TASK BRIEF — In the Fluent Bit plugin text below, reproduce word for word everything from "This plugin has" down to "and bug fixes.".

This plugin has been tested with Fluent Bit 1.2.0+. It may not work with older Fluent Bit versions. We recommend using the latest version of Fluent Bit as it will contain the newest features and bug fixes.
[INPUT]
Name forward
Listen 0.0.0.0
Port 24224
[OUTPUT]
Name cloudwatch
Match *
region us-east-1
log_group_name fluent-bit-cloudwatch
log_stream_prefix from-fluent-bit-
auto_create_group true
We distribute a container image with Fluent Bit and these plugins. There are image tags for latest
and the version of Fluent Bit that is built in the image. The first release is Fluent Bit 1.2.0
.
We also provide images in Amazon ECR in each AWS Region for high availability.

Bounding box prediction data
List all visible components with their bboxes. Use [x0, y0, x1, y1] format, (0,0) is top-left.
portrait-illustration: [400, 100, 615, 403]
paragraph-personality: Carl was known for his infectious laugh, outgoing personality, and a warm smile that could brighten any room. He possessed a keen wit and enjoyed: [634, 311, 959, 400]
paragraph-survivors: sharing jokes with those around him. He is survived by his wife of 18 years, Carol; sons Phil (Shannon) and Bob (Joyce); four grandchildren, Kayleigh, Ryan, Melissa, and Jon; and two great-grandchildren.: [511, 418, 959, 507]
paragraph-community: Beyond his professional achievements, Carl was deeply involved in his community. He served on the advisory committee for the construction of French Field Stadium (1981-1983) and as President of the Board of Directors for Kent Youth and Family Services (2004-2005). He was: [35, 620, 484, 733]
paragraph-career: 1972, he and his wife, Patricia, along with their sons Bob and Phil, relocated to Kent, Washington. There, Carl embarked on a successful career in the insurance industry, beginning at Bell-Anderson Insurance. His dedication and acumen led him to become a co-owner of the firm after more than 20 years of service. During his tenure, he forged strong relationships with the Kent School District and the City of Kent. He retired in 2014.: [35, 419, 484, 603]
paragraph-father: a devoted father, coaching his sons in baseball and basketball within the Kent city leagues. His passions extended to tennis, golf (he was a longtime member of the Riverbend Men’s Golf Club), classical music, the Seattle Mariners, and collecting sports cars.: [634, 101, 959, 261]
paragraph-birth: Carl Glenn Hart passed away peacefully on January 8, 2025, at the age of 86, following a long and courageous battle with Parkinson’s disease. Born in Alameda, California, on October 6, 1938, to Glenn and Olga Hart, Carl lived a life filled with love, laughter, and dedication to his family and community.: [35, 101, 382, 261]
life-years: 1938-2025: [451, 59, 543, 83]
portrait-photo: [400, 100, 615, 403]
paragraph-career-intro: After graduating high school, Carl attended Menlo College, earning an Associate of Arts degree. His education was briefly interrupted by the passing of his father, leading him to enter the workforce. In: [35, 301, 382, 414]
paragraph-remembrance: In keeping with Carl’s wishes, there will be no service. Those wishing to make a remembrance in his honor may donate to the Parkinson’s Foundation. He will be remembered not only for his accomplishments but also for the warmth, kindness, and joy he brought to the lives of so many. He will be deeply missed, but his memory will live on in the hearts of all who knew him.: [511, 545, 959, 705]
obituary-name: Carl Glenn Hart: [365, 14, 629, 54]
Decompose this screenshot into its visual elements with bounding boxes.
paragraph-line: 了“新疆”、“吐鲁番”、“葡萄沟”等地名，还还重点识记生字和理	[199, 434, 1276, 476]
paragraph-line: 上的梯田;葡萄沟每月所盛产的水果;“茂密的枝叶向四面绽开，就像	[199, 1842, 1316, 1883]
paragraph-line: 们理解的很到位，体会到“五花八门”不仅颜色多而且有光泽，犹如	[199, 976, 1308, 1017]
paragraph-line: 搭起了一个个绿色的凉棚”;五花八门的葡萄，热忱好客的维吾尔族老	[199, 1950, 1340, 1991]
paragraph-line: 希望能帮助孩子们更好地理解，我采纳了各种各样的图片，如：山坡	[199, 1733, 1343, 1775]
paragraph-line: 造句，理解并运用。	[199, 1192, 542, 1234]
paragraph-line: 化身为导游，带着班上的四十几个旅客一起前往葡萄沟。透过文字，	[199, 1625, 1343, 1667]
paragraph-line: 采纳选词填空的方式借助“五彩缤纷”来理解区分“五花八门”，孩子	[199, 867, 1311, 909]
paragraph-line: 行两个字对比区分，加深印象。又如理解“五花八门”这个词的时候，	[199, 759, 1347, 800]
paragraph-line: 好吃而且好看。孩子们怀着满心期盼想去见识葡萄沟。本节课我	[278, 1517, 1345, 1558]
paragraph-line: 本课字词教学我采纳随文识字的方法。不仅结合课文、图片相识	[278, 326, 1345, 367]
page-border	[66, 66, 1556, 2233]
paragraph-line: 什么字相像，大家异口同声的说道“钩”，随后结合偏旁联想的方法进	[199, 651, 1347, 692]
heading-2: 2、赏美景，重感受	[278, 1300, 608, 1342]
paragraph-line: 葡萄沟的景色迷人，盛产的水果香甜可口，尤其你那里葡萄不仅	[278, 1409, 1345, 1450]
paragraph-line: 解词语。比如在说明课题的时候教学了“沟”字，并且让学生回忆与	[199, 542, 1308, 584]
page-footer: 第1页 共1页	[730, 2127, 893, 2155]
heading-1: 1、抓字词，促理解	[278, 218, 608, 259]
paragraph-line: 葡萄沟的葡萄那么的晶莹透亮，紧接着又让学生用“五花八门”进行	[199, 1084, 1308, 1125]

YOUR SOLUTION —
This plugin has been tested with Fluent Bit 1.2.0+. It may not work with older Fluent Bit versions. We recommend using the latest version of Fluent Bit as it will contain the newest features and bug fixes.